**What the exercise asks:** Select from the records below every line that has the word "screenshot" in it.

┄┄┄┄┄┄

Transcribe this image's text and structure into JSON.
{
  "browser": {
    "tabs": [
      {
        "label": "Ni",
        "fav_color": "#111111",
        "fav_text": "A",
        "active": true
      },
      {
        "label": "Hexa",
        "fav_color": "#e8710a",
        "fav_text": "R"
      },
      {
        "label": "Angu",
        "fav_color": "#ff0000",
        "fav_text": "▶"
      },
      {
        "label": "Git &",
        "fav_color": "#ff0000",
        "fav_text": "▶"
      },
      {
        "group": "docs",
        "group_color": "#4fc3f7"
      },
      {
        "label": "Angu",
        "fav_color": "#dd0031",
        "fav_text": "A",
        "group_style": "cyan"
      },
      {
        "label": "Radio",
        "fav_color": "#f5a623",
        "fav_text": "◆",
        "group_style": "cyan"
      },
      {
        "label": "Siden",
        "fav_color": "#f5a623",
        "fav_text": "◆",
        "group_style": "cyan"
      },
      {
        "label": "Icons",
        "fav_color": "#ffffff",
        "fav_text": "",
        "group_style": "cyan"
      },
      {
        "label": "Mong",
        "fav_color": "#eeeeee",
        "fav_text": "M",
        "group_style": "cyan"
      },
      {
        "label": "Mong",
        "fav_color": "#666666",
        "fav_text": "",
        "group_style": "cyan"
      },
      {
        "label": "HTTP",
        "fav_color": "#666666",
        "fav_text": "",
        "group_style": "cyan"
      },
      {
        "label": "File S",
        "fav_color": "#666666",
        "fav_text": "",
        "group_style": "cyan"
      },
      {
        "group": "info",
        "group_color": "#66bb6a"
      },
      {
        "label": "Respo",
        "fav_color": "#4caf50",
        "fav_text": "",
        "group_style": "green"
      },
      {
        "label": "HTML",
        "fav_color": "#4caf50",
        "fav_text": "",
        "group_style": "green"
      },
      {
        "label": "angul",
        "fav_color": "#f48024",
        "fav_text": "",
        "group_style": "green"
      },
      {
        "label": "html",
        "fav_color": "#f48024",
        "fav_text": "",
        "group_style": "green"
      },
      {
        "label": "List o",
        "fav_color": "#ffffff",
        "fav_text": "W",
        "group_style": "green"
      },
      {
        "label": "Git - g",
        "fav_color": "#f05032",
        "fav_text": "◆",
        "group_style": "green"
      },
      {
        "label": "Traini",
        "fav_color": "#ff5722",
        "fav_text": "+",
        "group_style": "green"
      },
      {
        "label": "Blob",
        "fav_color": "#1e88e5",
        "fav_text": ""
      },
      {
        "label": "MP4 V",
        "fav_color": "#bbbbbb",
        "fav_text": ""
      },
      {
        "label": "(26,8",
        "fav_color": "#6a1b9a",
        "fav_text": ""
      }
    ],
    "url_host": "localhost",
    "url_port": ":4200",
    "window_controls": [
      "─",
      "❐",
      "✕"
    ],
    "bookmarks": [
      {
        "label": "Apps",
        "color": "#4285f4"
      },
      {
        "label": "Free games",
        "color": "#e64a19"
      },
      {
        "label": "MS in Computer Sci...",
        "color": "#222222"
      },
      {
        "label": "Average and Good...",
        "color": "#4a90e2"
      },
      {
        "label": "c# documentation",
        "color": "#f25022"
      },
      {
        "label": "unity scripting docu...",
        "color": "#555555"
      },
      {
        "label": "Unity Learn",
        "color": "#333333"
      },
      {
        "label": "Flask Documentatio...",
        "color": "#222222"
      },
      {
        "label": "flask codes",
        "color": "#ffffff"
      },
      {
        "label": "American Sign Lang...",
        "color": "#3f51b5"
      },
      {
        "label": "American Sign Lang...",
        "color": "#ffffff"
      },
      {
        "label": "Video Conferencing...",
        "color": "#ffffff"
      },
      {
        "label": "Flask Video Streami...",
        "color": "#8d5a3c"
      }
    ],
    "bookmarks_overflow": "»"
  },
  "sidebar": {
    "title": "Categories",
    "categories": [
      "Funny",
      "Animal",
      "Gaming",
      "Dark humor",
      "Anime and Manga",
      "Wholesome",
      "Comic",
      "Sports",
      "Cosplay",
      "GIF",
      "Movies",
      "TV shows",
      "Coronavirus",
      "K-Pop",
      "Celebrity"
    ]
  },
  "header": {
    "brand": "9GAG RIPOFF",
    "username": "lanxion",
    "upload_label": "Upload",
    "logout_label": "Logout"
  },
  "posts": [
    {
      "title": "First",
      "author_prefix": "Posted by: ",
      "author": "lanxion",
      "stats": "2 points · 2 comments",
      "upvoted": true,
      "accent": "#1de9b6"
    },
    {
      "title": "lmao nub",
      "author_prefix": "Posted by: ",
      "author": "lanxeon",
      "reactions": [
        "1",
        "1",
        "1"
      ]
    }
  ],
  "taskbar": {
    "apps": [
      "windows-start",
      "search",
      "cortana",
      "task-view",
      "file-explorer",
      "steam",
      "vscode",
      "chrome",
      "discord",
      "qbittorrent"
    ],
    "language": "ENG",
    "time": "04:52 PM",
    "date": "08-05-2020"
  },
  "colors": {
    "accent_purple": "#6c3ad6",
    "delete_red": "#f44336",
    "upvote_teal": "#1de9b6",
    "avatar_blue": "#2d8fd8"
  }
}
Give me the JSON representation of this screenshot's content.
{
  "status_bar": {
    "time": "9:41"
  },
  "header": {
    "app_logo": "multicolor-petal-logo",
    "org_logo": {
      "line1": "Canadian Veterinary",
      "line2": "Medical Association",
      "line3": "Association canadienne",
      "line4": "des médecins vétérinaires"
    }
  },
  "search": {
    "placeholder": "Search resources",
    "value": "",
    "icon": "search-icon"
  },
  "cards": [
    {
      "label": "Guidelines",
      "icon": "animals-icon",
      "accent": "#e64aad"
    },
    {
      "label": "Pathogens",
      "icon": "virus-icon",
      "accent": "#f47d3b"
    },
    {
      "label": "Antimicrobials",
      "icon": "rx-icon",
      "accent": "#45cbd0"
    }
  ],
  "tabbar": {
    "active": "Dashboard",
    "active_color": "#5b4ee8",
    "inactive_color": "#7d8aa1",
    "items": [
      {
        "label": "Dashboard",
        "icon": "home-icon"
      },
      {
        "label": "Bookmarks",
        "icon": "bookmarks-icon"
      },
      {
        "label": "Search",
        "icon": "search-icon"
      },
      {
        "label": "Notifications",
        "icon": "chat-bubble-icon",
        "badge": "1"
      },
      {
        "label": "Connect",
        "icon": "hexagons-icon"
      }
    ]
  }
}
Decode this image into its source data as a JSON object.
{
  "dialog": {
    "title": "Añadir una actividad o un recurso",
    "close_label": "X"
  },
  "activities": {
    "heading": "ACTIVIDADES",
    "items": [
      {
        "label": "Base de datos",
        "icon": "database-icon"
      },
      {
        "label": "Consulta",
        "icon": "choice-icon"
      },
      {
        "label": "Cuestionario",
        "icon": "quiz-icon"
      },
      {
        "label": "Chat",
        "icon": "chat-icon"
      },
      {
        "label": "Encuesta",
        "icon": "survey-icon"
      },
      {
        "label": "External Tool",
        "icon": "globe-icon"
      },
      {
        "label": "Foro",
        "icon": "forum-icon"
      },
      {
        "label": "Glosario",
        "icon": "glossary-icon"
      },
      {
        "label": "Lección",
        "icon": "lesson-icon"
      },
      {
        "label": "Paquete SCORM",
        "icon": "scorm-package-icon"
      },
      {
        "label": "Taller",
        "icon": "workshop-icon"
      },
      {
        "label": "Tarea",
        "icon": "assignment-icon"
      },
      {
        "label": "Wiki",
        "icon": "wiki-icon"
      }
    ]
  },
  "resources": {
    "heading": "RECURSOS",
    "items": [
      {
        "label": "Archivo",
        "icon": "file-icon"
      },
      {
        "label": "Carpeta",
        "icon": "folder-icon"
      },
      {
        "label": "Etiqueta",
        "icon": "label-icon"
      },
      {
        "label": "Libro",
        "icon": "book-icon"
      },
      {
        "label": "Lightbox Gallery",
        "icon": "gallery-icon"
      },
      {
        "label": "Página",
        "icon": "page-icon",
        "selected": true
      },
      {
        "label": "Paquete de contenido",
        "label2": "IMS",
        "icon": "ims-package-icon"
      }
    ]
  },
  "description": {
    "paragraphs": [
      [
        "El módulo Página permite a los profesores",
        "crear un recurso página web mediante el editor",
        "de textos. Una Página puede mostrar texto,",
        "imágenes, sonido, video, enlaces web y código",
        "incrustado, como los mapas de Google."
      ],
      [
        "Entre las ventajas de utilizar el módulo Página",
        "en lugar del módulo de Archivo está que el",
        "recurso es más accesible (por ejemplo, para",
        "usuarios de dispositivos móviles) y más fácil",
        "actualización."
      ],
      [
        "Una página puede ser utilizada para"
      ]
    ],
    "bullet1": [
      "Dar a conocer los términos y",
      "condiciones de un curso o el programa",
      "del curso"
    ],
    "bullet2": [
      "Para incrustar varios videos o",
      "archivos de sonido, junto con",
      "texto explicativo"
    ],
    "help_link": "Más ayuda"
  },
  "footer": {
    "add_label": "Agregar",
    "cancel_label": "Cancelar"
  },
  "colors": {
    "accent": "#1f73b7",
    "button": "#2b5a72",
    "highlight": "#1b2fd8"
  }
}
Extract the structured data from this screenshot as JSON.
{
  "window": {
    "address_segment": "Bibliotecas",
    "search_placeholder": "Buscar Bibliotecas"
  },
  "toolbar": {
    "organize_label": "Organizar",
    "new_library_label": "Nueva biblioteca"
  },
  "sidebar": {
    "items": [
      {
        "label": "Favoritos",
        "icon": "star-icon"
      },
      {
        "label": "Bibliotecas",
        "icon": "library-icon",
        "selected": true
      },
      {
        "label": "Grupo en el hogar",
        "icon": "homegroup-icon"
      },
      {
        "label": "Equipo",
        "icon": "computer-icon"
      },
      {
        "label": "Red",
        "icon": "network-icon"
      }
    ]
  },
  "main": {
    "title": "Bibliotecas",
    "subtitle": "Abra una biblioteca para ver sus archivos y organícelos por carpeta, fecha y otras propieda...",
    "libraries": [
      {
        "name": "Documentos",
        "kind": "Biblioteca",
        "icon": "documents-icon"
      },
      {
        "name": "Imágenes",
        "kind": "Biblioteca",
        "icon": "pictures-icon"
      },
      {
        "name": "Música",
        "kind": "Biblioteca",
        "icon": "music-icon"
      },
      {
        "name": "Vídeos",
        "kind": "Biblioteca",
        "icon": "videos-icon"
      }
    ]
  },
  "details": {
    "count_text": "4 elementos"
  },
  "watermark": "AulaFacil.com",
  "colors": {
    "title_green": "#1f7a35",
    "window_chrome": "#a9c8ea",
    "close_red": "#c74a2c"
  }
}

┄┄┄┄┄┄

**Response box:**
Give me the JSON representation of this screenshot's content.
Extract the structured data from this screenshot as JSON.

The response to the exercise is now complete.